[BEGIN RECORDS FOR THIS TASK]

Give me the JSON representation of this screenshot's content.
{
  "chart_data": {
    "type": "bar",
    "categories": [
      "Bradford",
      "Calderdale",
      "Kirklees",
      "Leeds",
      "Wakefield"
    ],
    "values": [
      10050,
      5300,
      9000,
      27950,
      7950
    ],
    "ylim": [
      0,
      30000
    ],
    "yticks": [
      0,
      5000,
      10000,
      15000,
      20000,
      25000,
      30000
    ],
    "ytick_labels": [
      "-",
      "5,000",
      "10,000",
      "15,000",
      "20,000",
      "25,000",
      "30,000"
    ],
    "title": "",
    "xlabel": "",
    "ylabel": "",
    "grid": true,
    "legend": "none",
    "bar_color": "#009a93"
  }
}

[END RECORDS FOR THIS TASK]

#### [INSTRUCTIONS TO FOLLOW]
Without changing a word, restate the whole listing.

#### [TASK ANSWER]
Give me the JSON representation of this screenshot's content.
{
  "chart_data": {
    "type": "bar",
    "categories": [
      "Bradford",
      "Calderdale",
      "Kirklees",
      "Leeds",
      "Wakefield"
    ],
    "values": [
      10050,
      5300,
      9000,
      27950,
      7950
    ],
    "ylim": [
      0,
      30000
    ],
    "yticks": [
      0,
      5000,
      10000,
      15000,
      20000,
      25000,
      30000
    ],
    "ytick_labels": [
      "-",
      "5,000",
      "10,000",
      "15,000",
      "20,000",
      "25,000",
      "30,000"
    ],
    "title": "",
    "xlabel": "",
    "ylabel": "",
    "grid": true,
    "legend": "none",
    "bar_color": "#009a93"
  }
}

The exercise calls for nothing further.